# TO DO:
Exactly as written, print each record in the listing.

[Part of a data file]
⁂

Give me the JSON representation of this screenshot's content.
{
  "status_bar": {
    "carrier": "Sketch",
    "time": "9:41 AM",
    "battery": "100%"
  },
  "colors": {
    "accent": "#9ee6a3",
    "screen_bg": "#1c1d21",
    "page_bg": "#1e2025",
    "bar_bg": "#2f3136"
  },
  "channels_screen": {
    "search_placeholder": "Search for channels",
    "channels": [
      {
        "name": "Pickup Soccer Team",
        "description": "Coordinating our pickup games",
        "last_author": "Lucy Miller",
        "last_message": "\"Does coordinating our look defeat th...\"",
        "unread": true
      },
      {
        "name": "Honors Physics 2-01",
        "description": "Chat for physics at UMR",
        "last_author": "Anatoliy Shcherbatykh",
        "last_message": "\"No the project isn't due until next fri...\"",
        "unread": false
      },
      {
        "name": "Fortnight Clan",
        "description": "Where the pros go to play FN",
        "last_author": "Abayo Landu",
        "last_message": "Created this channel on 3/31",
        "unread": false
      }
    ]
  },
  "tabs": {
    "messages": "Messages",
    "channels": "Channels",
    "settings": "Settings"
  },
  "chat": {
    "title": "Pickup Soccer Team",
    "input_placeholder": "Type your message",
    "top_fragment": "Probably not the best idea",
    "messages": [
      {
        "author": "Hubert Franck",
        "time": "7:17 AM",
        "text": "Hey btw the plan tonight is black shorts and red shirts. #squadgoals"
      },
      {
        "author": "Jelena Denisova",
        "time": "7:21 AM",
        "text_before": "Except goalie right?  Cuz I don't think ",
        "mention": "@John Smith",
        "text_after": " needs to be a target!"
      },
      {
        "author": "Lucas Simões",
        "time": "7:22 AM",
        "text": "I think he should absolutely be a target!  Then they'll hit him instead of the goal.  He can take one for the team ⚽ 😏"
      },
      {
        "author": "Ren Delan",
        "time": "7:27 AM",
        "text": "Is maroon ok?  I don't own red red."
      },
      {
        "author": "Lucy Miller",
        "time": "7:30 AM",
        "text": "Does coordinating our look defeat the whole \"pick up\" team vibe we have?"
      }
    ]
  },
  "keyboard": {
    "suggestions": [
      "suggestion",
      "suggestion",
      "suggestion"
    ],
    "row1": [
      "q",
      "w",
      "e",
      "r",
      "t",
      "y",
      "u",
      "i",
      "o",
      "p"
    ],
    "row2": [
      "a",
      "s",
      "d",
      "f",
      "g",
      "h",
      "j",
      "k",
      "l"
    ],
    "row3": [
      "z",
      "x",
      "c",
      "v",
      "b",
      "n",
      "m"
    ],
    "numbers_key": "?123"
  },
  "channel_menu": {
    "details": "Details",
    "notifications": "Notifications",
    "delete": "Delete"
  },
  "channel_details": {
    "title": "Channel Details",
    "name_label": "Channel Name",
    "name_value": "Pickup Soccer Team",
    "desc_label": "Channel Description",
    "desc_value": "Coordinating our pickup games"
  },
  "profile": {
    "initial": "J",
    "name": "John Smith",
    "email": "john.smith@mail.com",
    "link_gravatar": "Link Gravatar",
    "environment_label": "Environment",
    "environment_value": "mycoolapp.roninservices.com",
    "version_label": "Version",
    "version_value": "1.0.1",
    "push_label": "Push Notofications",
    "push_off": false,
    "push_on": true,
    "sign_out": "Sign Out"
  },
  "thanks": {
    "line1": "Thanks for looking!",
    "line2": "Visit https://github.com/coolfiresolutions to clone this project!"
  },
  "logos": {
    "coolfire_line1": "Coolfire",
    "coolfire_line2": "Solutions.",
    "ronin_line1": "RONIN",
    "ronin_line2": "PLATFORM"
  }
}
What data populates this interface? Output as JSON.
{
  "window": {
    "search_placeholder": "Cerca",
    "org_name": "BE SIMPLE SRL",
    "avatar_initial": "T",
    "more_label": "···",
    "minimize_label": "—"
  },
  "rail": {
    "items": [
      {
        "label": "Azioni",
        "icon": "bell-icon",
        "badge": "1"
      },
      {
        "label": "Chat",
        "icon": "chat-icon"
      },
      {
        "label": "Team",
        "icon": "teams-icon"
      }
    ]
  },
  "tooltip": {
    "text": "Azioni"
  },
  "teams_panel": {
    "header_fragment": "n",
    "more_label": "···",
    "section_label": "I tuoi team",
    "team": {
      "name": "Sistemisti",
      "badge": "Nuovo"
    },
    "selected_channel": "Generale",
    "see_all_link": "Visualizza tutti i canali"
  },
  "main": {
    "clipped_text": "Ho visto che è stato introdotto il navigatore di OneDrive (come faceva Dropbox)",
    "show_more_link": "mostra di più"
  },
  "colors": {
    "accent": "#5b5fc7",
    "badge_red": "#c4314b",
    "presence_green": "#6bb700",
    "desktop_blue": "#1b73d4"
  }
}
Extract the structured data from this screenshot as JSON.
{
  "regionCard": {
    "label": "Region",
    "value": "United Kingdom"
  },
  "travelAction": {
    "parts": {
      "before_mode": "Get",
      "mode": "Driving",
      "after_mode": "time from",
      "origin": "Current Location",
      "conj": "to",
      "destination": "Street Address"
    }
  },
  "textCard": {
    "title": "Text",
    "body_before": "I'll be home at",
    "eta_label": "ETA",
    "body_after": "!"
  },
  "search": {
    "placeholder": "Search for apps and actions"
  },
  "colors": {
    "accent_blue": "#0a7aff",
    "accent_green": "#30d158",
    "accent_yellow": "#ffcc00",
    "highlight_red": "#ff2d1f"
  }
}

⁂

# ANSWER IN FULL:
Give me the JSON representation of this screenshot's content.
{
  "status_bar": {
    "carrier": "Sketch",
    "time": "9:41 AM",
    "battery": "100%"
  },
  "colors": {
    "accent": "#9ee6a3",
    "screen_bg": "#1c1d21",
    "page_bg": "#1e2025",
    "bar_bg": "#2f3136"
  },
  "channels_screen": {
    "search_placeholder": "Search for channels",
    "channels": [
      {
        "name": "Pickup Soccer Team",
        "description": "Coordinating our pickup games",
        "last_author": "Lucy Miller",
        "last_message": "\"Does coordinating our look defeat th...\"",
        "unread": true
      },
      {
        "name": "Honors Physics 2-01",
        "description": "Chat for physics at UMR",
        "last_author": "Anatoliy Shcherbatykh",
        "last_message": "\"No the project isn't due until next fri...\"",
        "unread": false
      },
      {
        "name": "Fortnight Clan",
        "description": "Where the pros go to play FN",
        "last_author": "Abayo Landu",
        "last_message": "Created this channel on 3/31",
        "unread": false
      }
    ]
  },
  "tabs": {
    "messages": "Messages",
    "channels": "Channels",
    "settings": "Settings"
  },
  "chat": {
    "title": "Pickup Soccer Team",
    "input_placeholder": "Type your message",
    "top_fragment": "Probably not the best idea",
    "messages": [
      {
        "author": "Hubert Franck",
        "time": "7:17 AM",
        "text": "Hey btw the plan tonight is black shorts and red shirts. #squadgoals"
      },
      {
        "author": "Jelena Denisova",
        "time": "7:21 AM",
        "text_before": "Except goalie right?  Cuz I don't think ",
        "mention": "@John Smith",
        "text_after": " needs to be a target!"
      },
      {
        "author": "Lucas Simões",
        "time": "7:22 AM",
        "text": "I think he should absolutely be a target!  Then they'll hit him instead of the goal.  He can take one for the team ⚽ 😏"
      },
      {
        "author": "Ren Delan",
        "time": "7:27 AM",
        "text": "Is maroon ok?  I don't own red red."
      },
      {
        "author": "Lucy Miller",
        "time": "7:30 AM",
        "text": "Does coordinating our look defeat the whole \"pick up\" team vibe we have?"
      }
    ]
  },
  "keyboard": {
    "suggestions": [
      "suggestion",
      "suggestion",
      "suggestion"
    ],
    "row1": [
      "q",
      "w",
      "e",
      "r",
      "t",
      "y",
      "u",
      "i",
      "o",
      "p"
    ],
    "row2": [
      "a",
      "s",
      "d",
      "f",
      "g",
      "h",
      "j",
      "k",
      "l"
    ],
    "row3": [
      "z",
      "x",
      "c",
      "v",
      "b",
      "n",
      "m"
    ],
    "numbers_key": "?123"
  },
  "channel_menu": {
    "details": "Details",
    "notifications": "Notifications",
    "delete": "Delete"
  },
  "channel_details": {
    "title": "Channel Details",
    "name_label": "Channel Name",
    "name_value": "Pickup Soccer Team",
    "desc_label": "Channel Description",
    "desc_value": "Coordinating our pickup games"
  },
  "profile": {
    "initial": "J",
    "name": "John Smith",
    "email": "john.smith@mail.com",
    "link_gravatar": "Link Gravatar",
    "environment_label": "Environment",
    "environment_value": "mycoolapp.roninservices.com",
    "version_label": "Version",
    "version_value": "1.0.1",
    "push_label": "Push Notofications",
    "push_off": false,
    "push_on": true,
    "sign_out": "Sign Out"
  },
  "thanks": {
    "line1": "Thanks for looking!",
    "line2": "Visit https://github.com/coolfiresolutions to clone this project!"
  },
  "logos": {
    "coolfire_line1": "Coolfire",
    "coolfire_line2": "Solutions.",
    "ronin_line1": "RONIN",
    "ronin_line2": "PLATFORM"
  }
}
What data populates this interface? Output as JSON.
{
  "window": {
    "search_placeholder": "Cerca",
    "org_name": "BE SIMPLE SRL",
    "avatar_initial": "T",
    "more_label": "···",
    "minimize_label": "—"
  },
  "rail": {
    "items": [
      {
        "label": "Azioni",
        "icon": "bell-icon",
        "badge": "1"
      },
      {
        "label": "Chat",
        "icon": "chat-icon"
      },
      {
        "label": "Team",
        "icon": "teams-icon"
      }
    ]
  },
  "tooltip": {
    "text": "Azioni"
  },
  "teams_panel": {
    "header_fragment": "n",
    "more_label": "···",
    "section_label": "I tuoi team",
    "team": {
      "name": "Sistemisti",
      "badge": "Nuovo"
    },
    "selected_channel": "Generale",
    "see_all_link": "Visualizza tutti i canali"
  },
  "main": {
    "clipped_text": "Ho visto che è stato introdotto il navigatore di OneDrive (come faceva Dropbox)",
    "show_more_link": "mostra di più"
  },
  "colors": {
    "accent": "#5b5fc7",
    "badge_red": "#c4314b",
    "presence_green": "#6bb700",
    "desktop_blue": "#1b73d4"
  }
}
Extract the structured data from this screenshot as JSON.
{
  "regionCard": {
    "label": "Region",
    "value": "United Kingdom"
  },
  "travelAction": {
    "parts": {
      "before_mode": "Get",
      "mode": "Driving",
      "after_mode": "time from",
      "origin": "Current Location",
      "conj": "to",
      "destination": "Street Address"
    }
  },
  "textCard": {
    "title": "Text",
    "body_before": "I'll be home at",
    "eta_label": "ETA",
    "body_after": "!"
  },
  "search": {
    "placeholder": "Search for apps and actions"
  },
  "colors": {
    "accent_blue": "#0a7aff",
    "accent_green": "#30d158",
    "accent_yellow": "#ffcc00",
    "highlight_red": "#ff2d1f"
  }
}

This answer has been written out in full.